:: MATERIAL SUPPLIED ::

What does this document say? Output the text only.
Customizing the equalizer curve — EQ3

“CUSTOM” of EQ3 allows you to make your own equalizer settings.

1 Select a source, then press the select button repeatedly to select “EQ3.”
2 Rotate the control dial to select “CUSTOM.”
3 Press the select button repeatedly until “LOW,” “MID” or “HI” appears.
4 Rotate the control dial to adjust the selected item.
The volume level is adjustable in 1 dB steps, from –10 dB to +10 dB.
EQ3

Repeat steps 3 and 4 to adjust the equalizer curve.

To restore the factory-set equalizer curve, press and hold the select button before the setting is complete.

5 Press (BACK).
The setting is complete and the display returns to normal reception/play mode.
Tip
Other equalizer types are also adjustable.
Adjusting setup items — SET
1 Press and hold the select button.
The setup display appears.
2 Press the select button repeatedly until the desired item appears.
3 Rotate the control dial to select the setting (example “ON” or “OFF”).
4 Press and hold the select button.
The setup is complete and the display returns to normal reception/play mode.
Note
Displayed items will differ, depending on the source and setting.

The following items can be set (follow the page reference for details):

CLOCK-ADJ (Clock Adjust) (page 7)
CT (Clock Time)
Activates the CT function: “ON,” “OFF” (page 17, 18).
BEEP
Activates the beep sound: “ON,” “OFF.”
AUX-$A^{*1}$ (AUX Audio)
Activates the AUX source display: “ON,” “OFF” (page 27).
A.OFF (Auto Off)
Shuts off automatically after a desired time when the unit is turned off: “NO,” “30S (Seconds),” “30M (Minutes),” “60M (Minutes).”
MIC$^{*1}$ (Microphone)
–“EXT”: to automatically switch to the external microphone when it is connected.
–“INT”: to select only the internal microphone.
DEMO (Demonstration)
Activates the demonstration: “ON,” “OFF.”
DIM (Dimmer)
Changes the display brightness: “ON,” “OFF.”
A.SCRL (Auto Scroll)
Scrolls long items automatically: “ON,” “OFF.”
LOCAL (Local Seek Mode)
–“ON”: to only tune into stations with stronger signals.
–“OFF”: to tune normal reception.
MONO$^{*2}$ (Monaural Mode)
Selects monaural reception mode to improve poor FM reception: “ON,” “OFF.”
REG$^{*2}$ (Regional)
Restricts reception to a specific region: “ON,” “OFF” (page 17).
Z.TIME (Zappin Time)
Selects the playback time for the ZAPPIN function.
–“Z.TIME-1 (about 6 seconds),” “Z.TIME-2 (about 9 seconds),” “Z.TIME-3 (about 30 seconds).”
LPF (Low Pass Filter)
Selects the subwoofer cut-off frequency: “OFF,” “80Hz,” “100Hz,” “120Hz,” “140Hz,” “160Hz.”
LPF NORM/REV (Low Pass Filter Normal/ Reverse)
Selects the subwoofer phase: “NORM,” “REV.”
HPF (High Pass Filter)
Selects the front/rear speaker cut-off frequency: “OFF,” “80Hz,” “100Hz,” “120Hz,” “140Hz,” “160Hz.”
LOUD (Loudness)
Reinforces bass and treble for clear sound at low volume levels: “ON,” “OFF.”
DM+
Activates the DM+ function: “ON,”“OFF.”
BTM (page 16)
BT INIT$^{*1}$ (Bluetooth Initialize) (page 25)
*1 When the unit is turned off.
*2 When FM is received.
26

:::

Write out all records exactly, keeping every detail.

What does this document say? Output the text only.
Customizing the equalizer curve — EQ3

“CUSTOM” of EQ3 allows you to make your own equalizer settings.

1 Select a source, then press the select button repeatedly to select “EQ3.”
2 Rotate the control dial to select “CUSTOM.”
3 Press the select button repeatedly until “LOW,” “MID” or “HI” appears.
4 Rotate the control dial to adjust the selected item.
The volume level is adjustable in 1 dB steps, from –10 dB to +10 dB.
EQ3

Repeat steps 3 and 4 to adjust the equalizer curve.

To restore the factory-set equalizer curve, press and hold the select button before the setting is complete.

5 Press (BACK).
The setting is complete and the display returns to normal reception/play mode.
Tip
Other equalizer types are also adjustable.
Adjusting setup items — SET
1 Press and hold the select button.
The setup display appears.
2 Press the select button repeatedly until the desired item appears.
3 Rotate the control dial to select the setting (example “ON” or “OFF”).
4 Press and hold the select button.
The setup is complete and the display returns to normal reception/play mode.
Note
Displayed items will differ, depending on the source and setting.

The following items can be set (follow the page reference for details):

CLOCK-ADJ (Clock Adjust) (page 7)
CT (Clock Time)
Activates the CT function: “ON,” “OFF” (page 17, 18).
BEEP
Activates the beep sound: “ON,” “OFF.”
AUX-$A^{*1}$ (AUX Audio)
Activates the AUX source display: “ON,” “OFF” (page 27).
A.OFF (Auto Off)
Shuts off automatically after a desired time when the unit is turned off: “NO,” “30S (Seconds),” “30M (Minutes),” “60M (Minutes).”
MIC$^{*1}$ (Microphone)
–“EXT”: to automatically switch to the external microphone when it is connected.
–“INT”: to select only the internal microphone.
DEMO (Demonstration)
Activates the demonstration: “ON,” “OFF.”
DIM (Dimmer)
Changes the display brightness: “ON,” “OFF.”
A.SCRL (Auto Scroll)
Scrolls long items automatically: “ON,” “OFF.”
LOCAL (Local Seek Mode)
–“ON”: to only tune into stations with stronger signals.
–“OFF”: to tune normal reception.
MONO$^{*2}$ (Monaural Mode)
Selects monaural reception mode to improve poor FM reception: “ON,” “OFF.”
REG$^{*2}$ (Regional)
Restricts reception to a specific region: “ON,” “OFF” (page 17).
Z.TIME (Zappin Time)
Selects the playback time for the ZAPPIN function.
–“Z.TIME-1 (about 6 seconds),” “Z.TIME-2 (about 9 seconds),” “Z.TIME-3 (about 30 seconds).”
LPF (Low Pass Filter)
Selects the subwoofer cut-off frequency: “OFF,” “80Hz,” “100Hz,” “120Hz,” “140Hz,” “160Hz.”
LPF NORM/REV (Low Pass Filter Normal/ Reverse)
Selects the subwoofer phase: “NORM,” “REV.”
HPF (High Pass Filter)
Selects the front/rear speaker cut-off frequency: “OFF,” “80Hz,” “100Hz,” “120Hz,” “140Hz,” “160Hz.”
LOUD (Loudness)
Reinforces bass and treble for clear sound at low volume levels: “ON,” “OFF.”
DM+
Activates the DM+ function: “ON,”“OFF.”
BTM (page 16)
BT INIT$^{*1}$ (Bluetooth Initialize) (page 25)
*1 When the unit is turned off.
*2 When FM is received.
26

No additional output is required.